[start]

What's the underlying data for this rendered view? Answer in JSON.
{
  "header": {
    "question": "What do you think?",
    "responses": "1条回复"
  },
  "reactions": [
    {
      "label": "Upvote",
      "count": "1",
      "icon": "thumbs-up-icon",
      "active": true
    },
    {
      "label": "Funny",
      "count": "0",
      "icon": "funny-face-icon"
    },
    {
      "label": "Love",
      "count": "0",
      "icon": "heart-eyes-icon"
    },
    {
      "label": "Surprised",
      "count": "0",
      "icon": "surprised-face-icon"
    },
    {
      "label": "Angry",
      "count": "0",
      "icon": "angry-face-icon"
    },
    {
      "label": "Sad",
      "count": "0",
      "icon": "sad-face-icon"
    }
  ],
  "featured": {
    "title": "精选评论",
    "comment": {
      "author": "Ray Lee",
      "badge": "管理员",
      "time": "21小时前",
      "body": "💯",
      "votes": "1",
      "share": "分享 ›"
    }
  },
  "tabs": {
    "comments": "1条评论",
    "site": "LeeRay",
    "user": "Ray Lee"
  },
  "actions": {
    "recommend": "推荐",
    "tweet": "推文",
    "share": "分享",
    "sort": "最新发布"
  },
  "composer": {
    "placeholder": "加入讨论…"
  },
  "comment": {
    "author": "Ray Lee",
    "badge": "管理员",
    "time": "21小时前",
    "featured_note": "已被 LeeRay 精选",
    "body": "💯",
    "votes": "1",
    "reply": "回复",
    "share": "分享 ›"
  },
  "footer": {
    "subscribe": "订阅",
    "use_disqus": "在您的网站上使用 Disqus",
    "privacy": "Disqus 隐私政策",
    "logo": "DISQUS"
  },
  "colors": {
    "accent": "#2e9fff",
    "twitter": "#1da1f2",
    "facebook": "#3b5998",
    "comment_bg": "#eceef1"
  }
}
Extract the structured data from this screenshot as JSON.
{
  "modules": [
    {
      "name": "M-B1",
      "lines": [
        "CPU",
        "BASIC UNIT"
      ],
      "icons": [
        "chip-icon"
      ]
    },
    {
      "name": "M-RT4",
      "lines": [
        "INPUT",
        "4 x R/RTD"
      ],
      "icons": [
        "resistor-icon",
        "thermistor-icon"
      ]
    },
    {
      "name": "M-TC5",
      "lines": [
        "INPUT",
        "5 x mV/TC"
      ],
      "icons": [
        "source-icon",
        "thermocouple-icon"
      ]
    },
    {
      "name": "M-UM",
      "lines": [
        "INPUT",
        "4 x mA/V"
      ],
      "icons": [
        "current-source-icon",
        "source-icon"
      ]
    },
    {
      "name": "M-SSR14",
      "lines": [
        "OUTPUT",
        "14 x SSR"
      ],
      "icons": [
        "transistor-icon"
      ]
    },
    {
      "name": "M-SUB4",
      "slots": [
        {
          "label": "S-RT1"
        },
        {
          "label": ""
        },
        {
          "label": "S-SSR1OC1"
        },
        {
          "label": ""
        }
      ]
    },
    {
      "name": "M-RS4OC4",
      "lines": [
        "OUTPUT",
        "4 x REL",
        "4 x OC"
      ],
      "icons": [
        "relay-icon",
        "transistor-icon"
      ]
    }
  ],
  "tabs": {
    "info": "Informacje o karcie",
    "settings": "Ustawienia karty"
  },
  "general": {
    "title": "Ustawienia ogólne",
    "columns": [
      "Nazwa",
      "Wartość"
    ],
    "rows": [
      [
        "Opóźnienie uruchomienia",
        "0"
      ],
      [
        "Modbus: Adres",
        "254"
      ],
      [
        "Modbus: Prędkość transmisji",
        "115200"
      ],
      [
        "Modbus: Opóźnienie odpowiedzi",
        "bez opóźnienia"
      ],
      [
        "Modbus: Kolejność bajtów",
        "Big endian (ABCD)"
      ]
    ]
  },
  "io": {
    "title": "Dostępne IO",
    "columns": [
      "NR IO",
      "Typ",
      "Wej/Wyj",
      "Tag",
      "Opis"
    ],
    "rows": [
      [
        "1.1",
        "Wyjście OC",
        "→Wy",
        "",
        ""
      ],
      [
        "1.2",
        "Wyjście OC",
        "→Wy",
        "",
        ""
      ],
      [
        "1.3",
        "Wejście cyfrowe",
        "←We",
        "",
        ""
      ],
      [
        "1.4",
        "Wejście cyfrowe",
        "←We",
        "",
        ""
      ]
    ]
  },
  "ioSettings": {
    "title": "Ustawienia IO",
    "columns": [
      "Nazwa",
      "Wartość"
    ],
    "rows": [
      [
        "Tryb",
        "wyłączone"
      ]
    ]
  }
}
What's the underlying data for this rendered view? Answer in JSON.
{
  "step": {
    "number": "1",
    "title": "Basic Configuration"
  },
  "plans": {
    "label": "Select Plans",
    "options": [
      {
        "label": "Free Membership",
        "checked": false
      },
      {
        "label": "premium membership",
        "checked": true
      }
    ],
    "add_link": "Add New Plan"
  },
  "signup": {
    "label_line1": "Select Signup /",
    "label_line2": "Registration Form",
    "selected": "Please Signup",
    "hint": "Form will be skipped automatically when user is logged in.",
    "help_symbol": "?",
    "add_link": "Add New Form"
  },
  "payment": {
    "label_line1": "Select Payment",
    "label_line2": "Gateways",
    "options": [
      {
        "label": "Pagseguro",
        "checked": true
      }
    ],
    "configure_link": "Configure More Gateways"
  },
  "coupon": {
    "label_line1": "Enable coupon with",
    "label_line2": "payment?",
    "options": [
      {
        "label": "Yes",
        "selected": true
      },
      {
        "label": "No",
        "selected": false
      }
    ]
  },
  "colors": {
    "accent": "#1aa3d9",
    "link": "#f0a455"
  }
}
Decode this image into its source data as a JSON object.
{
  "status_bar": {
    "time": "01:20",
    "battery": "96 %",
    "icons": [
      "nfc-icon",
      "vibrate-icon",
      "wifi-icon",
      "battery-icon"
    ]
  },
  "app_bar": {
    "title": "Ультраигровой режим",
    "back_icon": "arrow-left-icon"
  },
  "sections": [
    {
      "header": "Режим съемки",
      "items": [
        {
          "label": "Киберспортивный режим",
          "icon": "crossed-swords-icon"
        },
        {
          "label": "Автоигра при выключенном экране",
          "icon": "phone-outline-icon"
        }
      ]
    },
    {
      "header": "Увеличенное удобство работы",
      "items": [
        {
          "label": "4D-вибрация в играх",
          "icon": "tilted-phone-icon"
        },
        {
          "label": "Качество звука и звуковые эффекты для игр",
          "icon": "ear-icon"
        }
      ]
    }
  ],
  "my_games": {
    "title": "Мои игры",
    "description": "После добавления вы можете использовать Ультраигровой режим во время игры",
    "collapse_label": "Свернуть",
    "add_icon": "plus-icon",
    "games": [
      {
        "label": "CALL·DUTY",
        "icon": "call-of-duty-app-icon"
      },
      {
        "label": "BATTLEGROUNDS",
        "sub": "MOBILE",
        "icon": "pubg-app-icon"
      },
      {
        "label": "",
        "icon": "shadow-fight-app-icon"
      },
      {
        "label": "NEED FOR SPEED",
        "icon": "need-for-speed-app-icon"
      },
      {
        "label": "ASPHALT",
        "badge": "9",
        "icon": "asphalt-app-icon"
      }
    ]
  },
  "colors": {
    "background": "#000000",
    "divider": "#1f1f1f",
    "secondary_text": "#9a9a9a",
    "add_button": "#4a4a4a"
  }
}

[end]

• [PROBLEM REQUIREMENTS] Respond with the number of lines containing "игры" and no additional words.

• [SOLUTION FOR THIS PROBLEM] 2